■ Exercise requirements
Return all of the entries word for word, but omit the pictures they contain.

(Data entries for graphics)
=====

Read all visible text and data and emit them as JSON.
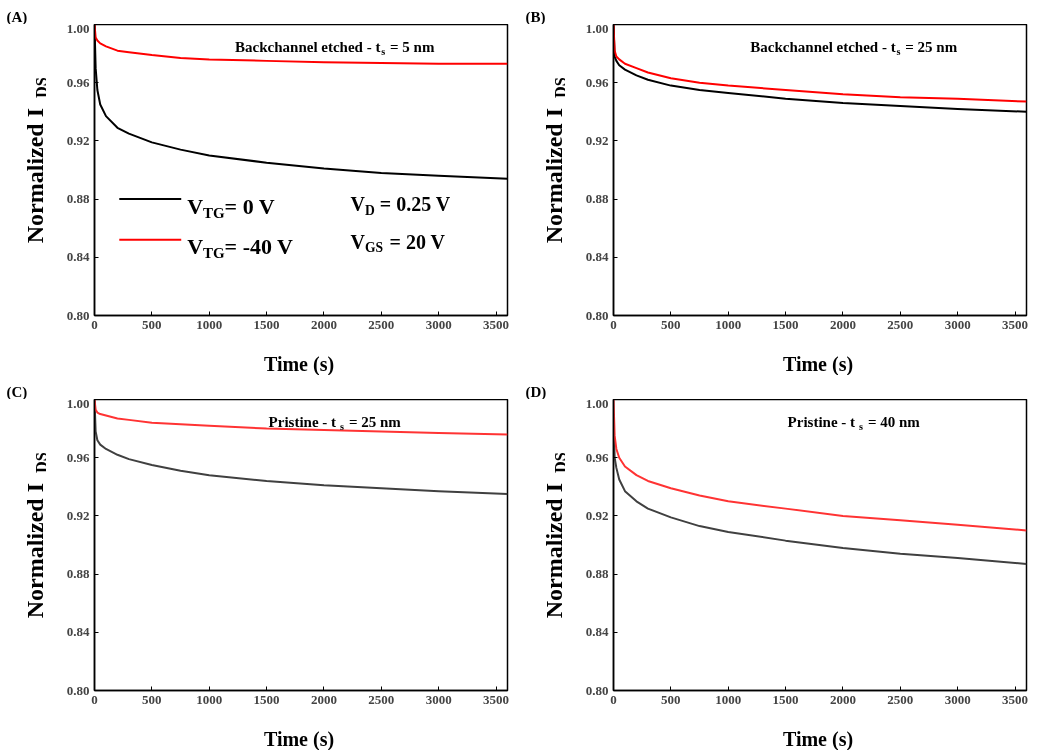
{
  "chart_data": [
    {
      "type": "line",
      "title": "Backchannel etched - t$_{s}$ = 5 nm",
      "xlabel": "Time (s)",
      "ylabel": "Normalized I$_{DS}$",
      "annotations": [
        "(A)",
        "V$_{D}$ = 0.25 V",
        "V$_{GS}$ = 20 V"
      ],
      "x": [
        0,
        10,
        25,
        50,
        100,
        200,
        300,
        500,
        750,
        1000,
        1500,
        2000,
        2500,
        3000,
        3600
      ],
      "series": [
        {
          "name": "V$_{TG}$= 0 V",
          "color": "#000000",
          "values": [
            1.0,
            0.97,
            0.955,
            0.945,
            0.937,
            0.929,
            0.925,
            0.919,
            0.914,
            0.91,
            0.905,
            0.901,
            0.898,
            0.896,
            0.894
          ]
        },
        {
          "name": "V$_{TG}$= -40 V",
          "color": "#ff0000",
          "values": [
            1.0,
            0.991,
            0.989,
            0.987,
            0.985,
            0.982,
            0.981,
            0.979,
            0.977,
            0.976,
            0.975,
            0.974,
            0.9735,
            0.973,
            0.973
          ]
        }
      ],
      "xlim": [
        0,
        3600
      ],
      "xticks": [
        0,
        500,
        1000,
        1500,
        2000,
        2500,
        3000,
        3500
      ],
      "ylim": [
        0.8,
        1.0
      ],
      "yticks": [
        {
          "value": 0.8,
          "label": "0.80"
        },
        {
          "value": 0.84,
          "label": "0.84"
        },
        {
          "value": 0.88,
          "label": "0.88"
        },
        {
          "value": 0.92,
          "label": "0.92"
        },
        {
          "value": 0.96,
          "label": "0.96"
        },
        {
          "value": 1.0,
          "label": "1.00"
        }
      ],
      "grid": false,
      "legend": "bottom left",
      "marker": "none",
      "line_style": "solid"
    },
    {
      "type": "line",
      "title": "Backchannel etched - t$_{s}$ = 25 nm",
      "xlabel": "Time (s)",
      "ylabel": "Normalized I$_{DS}$",
      "annotations": [
        "(B)"
      ],
      "x": [
        0,
        10,
        25,
        50,
        100,
        200,
        300,
        500,
        750,
        1000,
        1500,
        2000,
        2500,
        3000,
        3600
      ],
      "series": [
        {
          "color": "#000000",
          "values": [
            1.0,
            0.978,
            0.975,
            0.972,
            0.969,
            0.965,
            0.962,
            0.958,
            0.955,
            0.953,
            0.949,
            0.946,
            0.944,
            0.942,
            0.94
          ]
        },
        {
          "color": "#ff0000",
          "values": [
            1.0,
            0.982,
            0.978,
            0.976,
            0.973,
            0.97,
            0.967,
            0.963,
            0.96,
            0.958,
            0.955,
            0.952,
            0.95,
            0.949,
            0.947
          ]
        }
      ],
      "xlim": [
        0,
        3600
      ],
      "xticks": [
        0,
        500,
        1000,
        1500,
        2000,
        2500,
        3000,
        3500
      ],
      "ylim": [
        0.8,
        1.0
      ],
      "yticks": [
        {
          "value": 0.8,
          "label": "0.80"
        },
        {
          "value": 0.84,
          "label": "0.84"
        },
        {
          "value": 0.88,
          "label": "0.88"
        },
        {
          "value": 0.92,
          "label": "0.92"
        },
        {
          "value": 0.96,
          "label": "0.96"
        },
        {
          "value": 1.0,
          "label": "1.00"
        }
      ],
      "grid": false,
      "marker": "none",
      "line_style": "solid"
    },
    {
      "type": "line",
      "title": "Pristine - t$_{s}$ = 25 nm",
      "xlabel": "Time (s)",
      "ylabel": "Normalized I$_{DS}$",
      "annotations": [
        "(C)"
      ],
      "x": [
        0,
        10,
        25,
        50,
        100,
        200,
        300,
        500,
        750,
        1000,
        1500,
        2000,
        2500,
        3000,
        3600
      ],
      "series": [
        {
          "color": "#404040",
          "values": [
            1.0,
            0.978,
            0.972,
            0.969,
            0.966,
            0.962,
            0.959,
            0.955,
            0.951,
            0.948,
            0.944,
            0.941,
            0.939,
            0.937,
            0.935
          ]
        },
        {
          "color": "#ff3333",
          "values": [
            1.0,
            0.993,
            0.991,
            0.99,
            0.989,
            0.987,
            0.986,
            0.984,
            0.983,
            0.982,
            0.98,
            0.979,
            0.978,
            0.977,
            0.976
          ]
        }
      ],
      "xlim": [
        0,
        3600
      ],
      "xticks": [
        0,
        500,
        1000,
        1500,
        2000,
        2500,
        3000,
        3500
      ],
      "ylim": [
        0.8,
        1.0
      ],
      "yticks": [
        {
          "value": 0.8,
          "label": "0.80"
        },
        {
          "value": 0.84,
          "label": "0.84"
        },
        {
          "value": 0.88,
          "label": "0.88"
        },
        {
          "value": 0.92,
          "label": "0.92"
        },
        {
          "value": 0.96,
          "label": "0.96"
        },
        {
          "value": 1.0,
          "label": "1.00"
        }
      ],
      "grid": false,
      "marker": "none",
      "line_style": "solid"
    },
    {
      "type": "line",
      "title": "Pristine - t$_{s}$ = 40 nm",
      "xlabel": "Time (s)",
      "ylabel": "Normalized I$_{DS}$",
      "annotations": [
        "(D)"
      ],
      "x": [
        0,
        10,
        25,
        50,
        100,
        200,
        300,
        500,
        750,
        1000,
        1500,
        2000,
        2500,
        3000,
        3600
      ],
      "series": [
        {
          "color": "#404040",
          "values": [
            0.99,
            0.96,
            0.953,
            0.945,
            0.937,
            0.93,
            0.925,
            0.919,
            0.913,
            0.909,
            0.903,
            0.898,
            0.894,
            0.891,
            0.887
          ]
        },
        {
          "color": "#ff3333",
          "values": [
            1.0,
            0.975,
            0.966,
            0.96,
            0.954,
            0.948,
            0.944,
            0.939,
            0.934,
            0.93,
            0.925,
            0.92,
            0.917,
            0.914,
            0.91
          ]
        }
      ],
      "xlim": [
        0,
        3600
      ],
      "xticks": [
        0,
        500,
        1000,
        1500,
        2000,
        2500,
        3000,
        3500
      ],
      "ylim": [
        0.8,
        1.0
      ],
      "yticks": [
        {
          "value": 0.8,
          "label": "0.80"
        },
        {
          "value": 0.84,
          "label": "0.84"
        },
        {
          "value": 0.88,
          "label": "0.88"
        },
        {
          "value": 0.92,
          "label": "0.92"
        },
        {
          "value": 0.96,
          "label": "0.96"
        },
        {
          "value": 1.0,
          "label": "1.00"
        }
      ],
      "grid": false,
      "marker": "none",
      "line_style": "solid"
    }
  ]
}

=====

■ Finished answer
Read all visible text and data and emit them as JSON.
{
  "chart_data": [
    {
      "type": "line",
      "title": "Backchannel etched - t$_{s}$ = 5 nm",
      "xlabel": "Time (s)",
      "ylabel": "Normalized I$_{DS}$",
      "annotations": [
        "(A)",
        "V$_{D}$ = 0.25 V",
        "V$_{GS}$ = 20 V"
      ],
      "x": [
        0,
        10,
        25,
        50,
        100,
        200,
        300,
        500,
        750,
        1000,
        1500,
        2000,
        2500,
        3000,
        3600
      ],
      "series": [
        {
          "name": "V$_{TG}$= 0 V",
          "color": "#000000",
          "values": [
            1.0,
            0.97,
            0.955,
            0.945,
            0.937,
            0.929,
            0.925,
            0.919,
            0.914,
            0.91,
            0.905,
            0.901,
            0.898,
            0.896,
            0.894
          ]
        },
        {
          "name": "V$_{TG}$= -40 V",
          "color": "#ff0000",
          "values": [
            1.0,
            0.991,
            0.989,
            0.987,
            0.985,
            0.982,
            0.981,
            0.979,
            0.977,
            0.976,
            0.975,
            0.974,
            0.9735,
            0.973,
            0.973
          ]
        }
      ],
      "xlim": [
        0,
        3600
      ],
      "xticks": [
        0,
        500,
        1000,
        1500,
        2000,
        2500,
        3000,
        3500
      ],
      "ylim": [
        0.8,
        1.0
      ],
      "yticks": [
        {
          "value": 0.8,
          "label": "0.80"
        },
        {
          "value": 0.84,
          "label": "0.84"
        },
        {
          "value": 0.88,
          "label": "0.88"
        },
        {
          "value": 0.92,
          "label": "0.92"
        },
        {
          "value": 0.96,
          "label": "0.96"
        },
        {
          "value": 1.0,
          "label": "1.00"
        }
      ],
      "grid": false,
      "legend": "bottom left",
      "marker": "none",
      "line_style": "solid"
    },
    {
      "type": "line",
      "title": "Backchannel etched - t$_{s}$ = 25 nm",
      "xlabel": "Time (s)",
      "ylabel": "Normalized I$_{DS}$",
      "annotations": [
        "(B)"
      ],
      "x": [
        0,
        10,
        25,
        50,
        100,
        200,
        300,
        500,
        750,
        1000,
        1500,
        2000,
        2500,
        3000,
        3600
      ],
      "series": [
        {
          "color": "#000000",
          "values": [
            1.0,
            0.978,
            0.975,
            0.972,
            0.969,
            0.965,
            0.962,
            0.958,
            0.955,
            0.953,
            0.949,
            0.946,
            0.944,
            0.942,
            0.94
          ]
        },
        {
          "color": "#ff0000",
          "values": [
            1.0,
            0.982,
            0.978,
            0.976,
            0.973,
            0.97,
            0.967,
            0.963,
            0.96,
            0.958,
            0.955,
            0.952,
            0.95,
            0.949,
            0.947
          ]
        }
      ],
      "xlim": [
        0,
        3600
      ],
      "xticks": [
        0,
        500,
        1000,
        1500,
        2000,
        2500,
        3000,
        3500
      ],
      "ylim": [
        0.8,
        1.0
      ],
      "yticks": [
        {
          "value": 0.8,
          "label": "0.80"
        },
        {
          "value": 0.84,
          "label": "0.84"
        },
        {
          "value": 0.88,
          "label": "0.88"
        },
        {
          "value": 0.92,
          "label": "0.92"
        },
        {
          "value": 0.96,
          "label": "0.96"
        },
        {
          "value": 1.0,
          "label": "1.00"
        }
      ],
      "grid": false,
      "marker": "none",
      "line_style": "solid"
    },
    {
      "type": "line",
      "title": "Pristine - t$_{s}$ = 25 nm",
      "xlabel": "Time (s)",
      "ylabel": "Normalized I$_{DS}$",
      "annotations": [
        "(C)"
      ],
      "x": [
        0,
        10,
        25,
        50,
        100,
        200,
        300,
        500,
        750,
        1000,
        1500,
        2000,
        2500,
        3000,
        3600
      ],
      "series": [
        {
          "color": "#404040",
          "values": [
            1.0,
            0.978,
            0.972,
            0.969,
            0.966,
            0.962,
            0.959,
            0.955,
            0.951,
            0.948,
            0.944,
            0.941,
            0.939,
            0.937,
            0.935
          ]
        },
        {
          "color": "#ff3333",
          "values": [
            1.0,
            0.993,
            0.991,
            0.99,
            0.989,
            0.987,
            0.986,
            0.984,
            0.983,
            0.982,
            0.98,
            0.979,
            0.978,
            0.977,
            0.976
          ]
        }
      ],
      "xlim": [
        0,
        3600
      ],
      "xticks": [
        0,
        500,
        1000,
        1500,
        2000,
        2500,
        3000,
        3500
      ],
      "ylim": [
        0.8,
        1.0
      ],
      "yticks": [
        {
          "value": 0.8,
          "label": "0.80"
        },
        {
          "value": 0.84,
          "label": "0.84"
        },
        {
          "value": 0.88,
          "label": "0.88"
        },
        {
          "value": 0.92,
          "label": "0.92"
        },
        {
          "value": 0.96,
          "label": "0.96"
        },
        {
          "value": 1.0,
          "label": "1.00"
        }
      ],
      "grid": false,
      "marker": "none",
      "line_style": "solid"
    },
    {
      "type": "line",
      "title": "Pristine - t$_{s}$ = 40 nm",
      "xlabel": "Time (s)",
      "ylabel": "Normalized I$_{DS}$",
      "annotations": [
        "(D)"
      ],
      "x": [
        0,
        10,
        25,
        50,
        100,
        200,
        300,
        500,
        750,
        1000,
        1500,
        2000,
        2500,
        3000,
        3600
      ],
      "series": [
        {
          "color": "#404040",
          "values": [
            0.99,
            0.96,
            0.953,
            0.945,
            0.937,
            0.93,
            0.925,
            0.919,
            0.913,
            0.909,
            0.903,
            0.898,
            0.894,
            0.891,
            0.887
          ]
        },
        {
          "color": "#ff3333",
          "values": [
            1.0,
            0.975,
            0.966,
            0.96,
            0.954,
            0.948,
            0.944,
            0.939,
            0.934,
            0.93,
            0.925,
            0.92,
            0.917,
            0.914,
            0.91
          ]
        }
      ],
      "xlim": [
        0,
        3600
      ],
      "xticks": [
        0,
        500,
        1000,
        1500,
        2000,
        2500,
        3000,
        3500
      ],
      "ylim": [
        0.8,
        1.0
      ],
      "yticks": [
        {
          "value": 0.8,
          "label": "0.80"
        },
        {
          "value": 0.84,
          "label": "0.84"
        },
        {
          "value": 0.88,
          "label": "0.88"
        },
        {
          "value": 0.92,
          "label": "0.92"
        },
        {
          "value": 0.96,
          "label": "0.96"
        },
        {
          "value": 1.0,
          "label": "1.00"
        }
      ],
      "grid": false,
      "marker": "none",
      "line_style": "solid"
    }
  ]
}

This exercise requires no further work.